-------- Provided material --------

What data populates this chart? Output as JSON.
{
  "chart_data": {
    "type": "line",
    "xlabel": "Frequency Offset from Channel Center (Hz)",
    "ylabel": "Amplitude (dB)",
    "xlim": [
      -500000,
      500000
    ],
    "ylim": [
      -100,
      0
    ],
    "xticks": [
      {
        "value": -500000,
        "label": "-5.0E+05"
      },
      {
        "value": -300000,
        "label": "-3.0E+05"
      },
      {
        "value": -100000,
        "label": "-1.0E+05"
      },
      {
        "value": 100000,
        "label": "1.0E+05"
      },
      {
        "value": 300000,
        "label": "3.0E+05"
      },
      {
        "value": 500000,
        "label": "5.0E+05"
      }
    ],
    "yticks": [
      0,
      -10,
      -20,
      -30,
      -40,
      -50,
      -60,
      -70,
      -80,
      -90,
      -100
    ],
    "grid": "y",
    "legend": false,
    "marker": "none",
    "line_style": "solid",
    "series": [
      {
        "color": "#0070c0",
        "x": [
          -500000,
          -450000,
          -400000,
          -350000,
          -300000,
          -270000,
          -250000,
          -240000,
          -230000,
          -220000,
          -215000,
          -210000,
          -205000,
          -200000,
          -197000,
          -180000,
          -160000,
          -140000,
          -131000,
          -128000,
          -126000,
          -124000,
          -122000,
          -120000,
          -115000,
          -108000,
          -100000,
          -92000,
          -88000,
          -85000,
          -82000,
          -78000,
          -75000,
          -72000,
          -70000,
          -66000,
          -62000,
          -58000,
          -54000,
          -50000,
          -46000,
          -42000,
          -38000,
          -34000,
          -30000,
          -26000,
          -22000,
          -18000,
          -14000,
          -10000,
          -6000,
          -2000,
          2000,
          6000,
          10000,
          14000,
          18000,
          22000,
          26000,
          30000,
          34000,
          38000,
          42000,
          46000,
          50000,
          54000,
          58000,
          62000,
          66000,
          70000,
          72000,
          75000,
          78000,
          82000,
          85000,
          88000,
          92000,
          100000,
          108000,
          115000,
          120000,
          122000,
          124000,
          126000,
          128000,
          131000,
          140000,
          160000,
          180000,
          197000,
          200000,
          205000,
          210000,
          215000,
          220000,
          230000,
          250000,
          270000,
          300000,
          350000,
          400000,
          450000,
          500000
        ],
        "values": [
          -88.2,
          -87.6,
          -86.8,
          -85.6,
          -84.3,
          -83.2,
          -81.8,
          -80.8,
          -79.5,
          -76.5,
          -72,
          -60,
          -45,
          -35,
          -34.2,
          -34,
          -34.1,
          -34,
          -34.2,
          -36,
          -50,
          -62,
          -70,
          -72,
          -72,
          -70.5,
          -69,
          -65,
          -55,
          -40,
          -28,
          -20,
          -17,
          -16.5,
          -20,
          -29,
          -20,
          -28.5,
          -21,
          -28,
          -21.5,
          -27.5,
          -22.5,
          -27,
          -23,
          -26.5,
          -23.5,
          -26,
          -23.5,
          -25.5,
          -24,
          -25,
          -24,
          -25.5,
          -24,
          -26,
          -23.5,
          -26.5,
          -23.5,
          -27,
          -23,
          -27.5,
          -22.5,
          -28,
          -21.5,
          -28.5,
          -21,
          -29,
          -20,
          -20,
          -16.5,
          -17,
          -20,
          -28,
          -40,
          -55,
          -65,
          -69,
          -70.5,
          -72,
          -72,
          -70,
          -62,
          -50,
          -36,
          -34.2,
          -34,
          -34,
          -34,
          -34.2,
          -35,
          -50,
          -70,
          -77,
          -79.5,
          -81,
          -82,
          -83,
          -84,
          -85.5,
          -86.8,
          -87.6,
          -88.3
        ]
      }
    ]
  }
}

--------

> [Problem description]:
Extract the data exactly as given.

> [Exercise answer]:
What data populates this chart? Output as JSON.
{
  "chart_data": {
    "type": "line",
    "xlabel": "Frequency Offset from Channel Center (Hz)",
    "ylabel": "Amplitude (dB)",
    "xlim": [
      -500000,
      500000
    ],
    "ylim": [
      -100,
      0
    ],
    "xticks": [
      {
        "value": -500000,
        "label": "-5.0E+05"
      },
      {
        "value": -300000,
        "label": "-3.0E+05"
      },
      {
        "value": -100000,
        "label": "-1.0E+05"
      },
      {
        "value": 100000,
        "label": "1.0E+05"
      },
      {
        "value": 300000,
        "label": "3.0E+05"
      },
      {
        "value": 500000,
        "label": "5.0E+05"
      }
    ],
    "yticks": [
      0,
      -10,
      -20,
      -30,
      -40,
      -50,
      -60,
      -70,
      -80,
      -90,
      -100
    ],
    "grid": "y",
    "legend": false,
    "marker": "none",
    "line_style": "solid",
    "series": [
      {
        "color": "#0070c0",
        "x": [
          -500000,
          -450000,
          -400000,
          -350000,
          -300000,
          -270000,
          -250000,
          -240000,
          -230000,
          -220000,
          -215000,
          -210000,
          -205000,
          -200000,
          -197000,
          -180000,
          -160000,
          -140000,
          -131000,
          -128000,
          -126000,
          -124000,
          -122000,
          -120000,
          -115000,
          -108000,
          -100000,
          -92000,
          -88000,
          -85000,
          -82000,
          -78000,
          -75000,
          -72000,
          -70000,
          -66000,
          -62000,
          -58000,
          -54000,
          -50000,
          -46000,
          -42000,
          -38000,
          -34000,
          -30000,
          -26000,
          -22000,
          -18000,
          -14000,
          -10000,
          -6000,
          -2000,
          2000,
          6000,
          10000,
          14000,
          18000,
          22000,
          26000,
          30000,
          34000,
          38000,
          42000,
          46000,
          50000,
          54000,
          58000,
          62000,
          66000,
          70000,
          72000,
          75000,
          78000,
          82000,
          85000,
          88000,
          92000,
          100000,
          108000,
          115000,
          120000,
          122000,
          124000,
          126000,
          128000,
          131000,
          140000,
          160000,
          180000,
          197000,
          200000,
          205000,
          210000,
          215000,
          220000,
          230000,
          250000,
          270000,
          300000,
          350000,
          400000,
          450000,
          500000
        ],
        "values": [
          -88.2,
          -87.6,
          -86.8,
          -85.6,
          -84.3,
          -83.2,
          -81.8,
          -80.8,
          -79.5,
          -76.5,
          -72,
          -60,
          -45,
          -35,
          -34.2,
          -34,
          -34.1,
          -34,
          -34.2,
          -36,
          -50,
          -62,
          -70,
          -72,
          -72,
          -70.5,
          -69,
          -65,
          -55,
          -40,
          -28,
          -20,
          -17,
          -16.5,
          -20,
          -29,
          -20,
          -28.5,
          -21,
          -28,
          -21.5,
          -27.5,
          -22.5,
          -27,
          -23,
          -26.5,
          -23.5,
          -26,
          -23.5,
          -25.5,
          -24,
          -25,
          -24,
          -25.5,
          -24,
          -26,
          -23.5,
          -26.5,
          -23.5,
          -27,
          -23,
          -27.5,
          -22.5,
          -28,
          -21.5,
          -28.5,
          -21,
          -29,
          -20,
          -20,
          -16.5,
          -17,
          -20,
          -28,
          -40,
          -55,
          -65,
          -69,
          -70.5,
          -72,
          -72,
          -70,
          -62,
          -50,
          -36,
          -34.2,
          -34,
          -34,
          -34,
          -34.2,
          -35,
          -50,
          -70,
          -77,
          -79.5,
          -81,
          -82,
          -83,
          -84,
          -85.5,
          -86.8,
          -87.6,
          -88.3
        ]
      }
    ]
  }
}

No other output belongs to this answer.